[START Entries]
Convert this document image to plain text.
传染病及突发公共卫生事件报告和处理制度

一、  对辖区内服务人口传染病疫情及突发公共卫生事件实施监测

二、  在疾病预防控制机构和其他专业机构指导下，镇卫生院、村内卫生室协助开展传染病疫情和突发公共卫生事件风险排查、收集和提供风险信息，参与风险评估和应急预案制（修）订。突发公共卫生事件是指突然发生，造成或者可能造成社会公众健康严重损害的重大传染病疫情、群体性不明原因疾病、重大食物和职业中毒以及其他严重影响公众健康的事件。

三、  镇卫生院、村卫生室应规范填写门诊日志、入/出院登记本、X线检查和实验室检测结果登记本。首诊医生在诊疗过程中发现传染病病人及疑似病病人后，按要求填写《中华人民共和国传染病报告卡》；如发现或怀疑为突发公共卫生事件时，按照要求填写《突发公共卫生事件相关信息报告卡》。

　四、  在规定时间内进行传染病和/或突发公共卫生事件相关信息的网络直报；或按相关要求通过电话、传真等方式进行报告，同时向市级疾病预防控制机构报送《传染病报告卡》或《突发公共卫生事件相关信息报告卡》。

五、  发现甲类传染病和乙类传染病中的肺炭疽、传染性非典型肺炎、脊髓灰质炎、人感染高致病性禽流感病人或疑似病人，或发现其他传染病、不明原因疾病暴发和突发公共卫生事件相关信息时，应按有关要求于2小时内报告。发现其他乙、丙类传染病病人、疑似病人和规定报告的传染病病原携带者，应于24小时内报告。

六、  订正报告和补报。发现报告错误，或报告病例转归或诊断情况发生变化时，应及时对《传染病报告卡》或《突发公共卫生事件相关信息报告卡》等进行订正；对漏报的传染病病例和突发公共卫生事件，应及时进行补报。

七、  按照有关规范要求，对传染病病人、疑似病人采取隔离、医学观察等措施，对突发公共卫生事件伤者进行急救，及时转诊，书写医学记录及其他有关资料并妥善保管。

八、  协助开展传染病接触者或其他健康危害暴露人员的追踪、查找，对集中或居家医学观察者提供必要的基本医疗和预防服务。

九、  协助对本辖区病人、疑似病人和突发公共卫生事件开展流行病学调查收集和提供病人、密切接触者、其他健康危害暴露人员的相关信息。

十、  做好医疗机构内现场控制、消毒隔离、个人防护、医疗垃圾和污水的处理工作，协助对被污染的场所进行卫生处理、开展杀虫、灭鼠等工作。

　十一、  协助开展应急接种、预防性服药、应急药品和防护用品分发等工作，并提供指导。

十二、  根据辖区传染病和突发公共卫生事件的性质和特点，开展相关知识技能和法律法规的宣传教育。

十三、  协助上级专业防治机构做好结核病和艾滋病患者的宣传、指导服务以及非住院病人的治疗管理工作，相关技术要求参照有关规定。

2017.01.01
[END Entries]
Exercise requirements
Copy each line of the listing that includes "突发公共卫生事件相关信息报告卡".

Correct response
三、  镇卫生院、村卫生室应规范填写门诊日志、入/出院登记本、X线检查和实验室检测结果登记本。首诊医生在诊疗过程中发现传染病病人及疑似病病人后，按要求填写《中华人民共和国传染病报告卡》；如发现或怀疑为突发公共卫生事件时，按照要求填写《突发公共卫生事件相关信息报告卡》。
　四、  在规定时间内进行传染病和/或突发公共卫生事件相关信息的网络直报；或按相关要求通过电话、传真等方式进行报告，同时向市级疾病预防控制机构报送《传染病报告卡》或《突发公共卫生事件相关信息报告卡》。
六、  订正报告和补报。发现报告错误，或报告病例转归或诊断情况发生变化时，应及时对《传染病报告卡》或《突发公共卫生事件相关信息报告卡》等进行订正；对漏报的传染病病例和突发公共卫生事件，应及时进行补报。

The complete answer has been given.